> _Your goal_:
Each entry below should be reproduced character for character.
--- start Supplied information ---
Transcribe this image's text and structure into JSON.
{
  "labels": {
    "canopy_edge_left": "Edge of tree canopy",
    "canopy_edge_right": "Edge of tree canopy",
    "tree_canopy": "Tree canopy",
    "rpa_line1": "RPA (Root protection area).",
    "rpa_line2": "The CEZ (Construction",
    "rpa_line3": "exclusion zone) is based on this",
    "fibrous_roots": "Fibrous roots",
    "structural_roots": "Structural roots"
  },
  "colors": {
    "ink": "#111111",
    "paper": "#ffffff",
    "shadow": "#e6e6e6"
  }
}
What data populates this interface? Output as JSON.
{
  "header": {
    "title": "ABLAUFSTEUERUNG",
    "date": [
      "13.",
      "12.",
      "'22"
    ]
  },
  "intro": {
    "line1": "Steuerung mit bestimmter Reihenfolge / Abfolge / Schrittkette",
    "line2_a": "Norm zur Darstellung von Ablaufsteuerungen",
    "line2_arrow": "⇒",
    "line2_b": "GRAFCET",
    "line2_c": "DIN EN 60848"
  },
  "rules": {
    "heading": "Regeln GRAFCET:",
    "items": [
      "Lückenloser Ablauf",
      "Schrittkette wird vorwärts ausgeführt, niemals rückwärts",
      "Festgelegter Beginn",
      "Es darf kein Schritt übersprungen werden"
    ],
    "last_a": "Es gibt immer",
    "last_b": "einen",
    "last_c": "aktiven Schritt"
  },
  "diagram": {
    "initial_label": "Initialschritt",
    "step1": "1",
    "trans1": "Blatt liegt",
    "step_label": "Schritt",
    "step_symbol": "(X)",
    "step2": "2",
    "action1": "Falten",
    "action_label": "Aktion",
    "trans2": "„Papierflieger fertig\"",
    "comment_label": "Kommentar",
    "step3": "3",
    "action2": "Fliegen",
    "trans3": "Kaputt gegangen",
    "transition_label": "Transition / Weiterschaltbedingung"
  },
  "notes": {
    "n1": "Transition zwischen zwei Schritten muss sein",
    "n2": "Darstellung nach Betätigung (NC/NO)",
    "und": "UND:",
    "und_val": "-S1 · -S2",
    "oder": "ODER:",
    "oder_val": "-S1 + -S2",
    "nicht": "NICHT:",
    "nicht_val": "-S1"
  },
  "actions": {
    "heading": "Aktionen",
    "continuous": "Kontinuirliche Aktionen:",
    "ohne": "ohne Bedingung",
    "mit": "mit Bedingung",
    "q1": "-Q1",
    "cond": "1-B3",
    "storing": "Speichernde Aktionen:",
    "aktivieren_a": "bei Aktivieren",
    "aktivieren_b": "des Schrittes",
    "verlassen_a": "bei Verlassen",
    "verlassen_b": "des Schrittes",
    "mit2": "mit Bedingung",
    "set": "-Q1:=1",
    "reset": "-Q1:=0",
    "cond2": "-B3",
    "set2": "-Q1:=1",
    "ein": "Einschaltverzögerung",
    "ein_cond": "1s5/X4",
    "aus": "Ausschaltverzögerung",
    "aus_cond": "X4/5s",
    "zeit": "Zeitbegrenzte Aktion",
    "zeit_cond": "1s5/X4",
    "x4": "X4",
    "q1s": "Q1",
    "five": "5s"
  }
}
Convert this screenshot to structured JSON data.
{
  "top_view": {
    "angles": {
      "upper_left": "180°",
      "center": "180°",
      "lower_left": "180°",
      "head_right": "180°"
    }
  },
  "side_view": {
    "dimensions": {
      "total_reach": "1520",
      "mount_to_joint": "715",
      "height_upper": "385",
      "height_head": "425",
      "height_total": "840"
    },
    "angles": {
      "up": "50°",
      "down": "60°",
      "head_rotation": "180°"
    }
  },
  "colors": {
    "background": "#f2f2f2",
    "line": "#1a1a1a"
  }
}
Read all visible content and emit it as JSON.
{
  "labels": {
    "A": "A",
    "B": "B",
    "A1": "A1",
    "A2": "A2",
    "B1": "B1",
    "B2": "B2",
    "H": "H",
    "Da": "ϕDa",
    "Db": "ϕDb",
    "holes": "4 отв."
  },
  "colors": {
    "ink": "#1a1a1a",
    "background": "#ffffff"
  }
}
--- end Supplied information ---
> _Expected answer_:
Transcribe this image's text and structure into JSON.
{
  "labels": {
    "canopy_edge_left": "Edge of tree canopy",
    "canopy_edge_right": "Edge of tree canopy",
    "tree_canopy": "Tree canopy",
    "rpa_line1": "RPA (Root protection area).",
    "rpa_line2": "The CEZ (Construction",
    "rpa_line3": "exclusion zone) is based on this",
    "fibrous_roots": "Fibrous roots",
    "structural_roots": "Structural roots"
  },
  "colors": {
    "ink": "#111111",
    "paper": "#ffffff",
    "shadow": "#e6e6e6"
  }
}
What data populates this interface? Output as JSON.
{
  "header": {
    "title": "ABLAUFSTEUERUNG",
    "date": [
      "13.",
      "12.",
      "'22"
    ]
  },
  "intro": {
    "line1": "Steuerung mit bestimmter Reihenfolge / Abfolge / Schrittkette",
    "line2_a": "Norm zur Darstellung von Ablaufsteuerungen",
    "line2_arrow": "⇒",
    "line2_b": "GRAFCET",
    "line2_c": "DIN EN 60848"
  },
  "rules": {
    "heading": "Regeln GRAFCET:",
    "items": [
      "Lückenloser Ablauf",
      "Schrittkette wird vorwärts ausgeführt, niemals rückwärts",
      "Festgelegter Beginn",
      "Es darf kein Schritt übersprungen werden"
    ],
    "last_a": "Es gibt immer",
    "last_b": "einen",
    "last_c": "aktiven Schritt"
  },
  "diagram": {
    "initial_label": "Initialschritt",
    "step1": "1",
    "trans1": "Blatt liegt",
    "step_label": "Schritt",
    "step_symbol": "(X)",
    "step2": "2",
    "action1": "Falten",
    "action_label": "Aktion",
    "trans2": "„Papierflieger fertig\"",
    "comment_label": "Kommentar",
    "step3": "3",
    "action2": "Fliegen",
    "trans3": "Kaputt gegangen",
    "transition_label": "Transition / Weiterschaltbedingung"
  },
  "notes": {
    "n1": "Transition zwischen zwei Schritten muss sein",
    "n2": "Darstellung nach Betätigung (NC/NO)",
    "und": "UND:",
    "und_val": "-S1 · -S2",
    "oder": "ODER:",
    "oder_val": "-S1 + -S2",
    "nicht": "NICHT:",
    "nicht_val": "-S1"
  },
  "actions": {
    "heading": "Aktionen",
    "continuous": "Kontinuirliche Aktionen:",
    "ohne": "ohne Bedingung",
    "mit": "mit Bedingung",
    "q1": "-Q1",
    "cond": "1-B3",
    "storing": "Speichernde Aktionen:",
    "aktivieren_a": "bei Aktivieren",
    "aktivieren_b": "des Schrittes",
    "verlassen_a": "bei Verlassen",
    "verlassen_b": "des Schrittes",
    "mit2": "mit Bedingung",
    "set": "-Q1:=1",
    "reset": "-Q1:=0",
    "cond2": "-B3",
    "set2": "-Q1:=1",
    "ein": "Einschaltverzögerung",
    "ein_cond": "1s5/X4",
    "aus": "Ausschaltverzögerung",
    "aus_cond": "X4/5s",
    "zeit": "Zeitbegrenzte Aktion",
    "zeit_cond": "1s5/X4",
    "x4": "X4",
    "q1s": "Q1",
    "five": "5s"
  }
}
Convert this screenshot to structured JSON data.
{
  "top_view": {
    "angles": {
      "upper_left": "180°",
      "center": "180°",
      "lower_left": "180°",
      "head_right": "180°"
    }
  },
  "side_view": {
    "dimensions": {
      "total_reach": "1520",
      "mount_to_joint": "715",
      "height_upper": "385",
      "height_head": "425",
      "height_total": "840"
    },
    "angles": {
      "up": "50°",
      "down": "60°",
      "head_rotation": "180°"
    }
  },
  "colors": {
    "background": "#f2f2f2",
    "line": "#1a1a1a"
  }
}
Read all visible content and emit it as JSON.
{
  "labels": {
    "A": "A",
    "B": "B",
    "A1": "A1",
    "A2": "A2",
    "B1": "B1",
    "B2": "B2",
    "H": "H",
    "Da": "ϕDa",
    "Db": "ϕDb",
    "holes": "4 отв."
  },
  "colors": {
    "ink": "#1a1a1a",
    "background": "#ffffff"
  }
}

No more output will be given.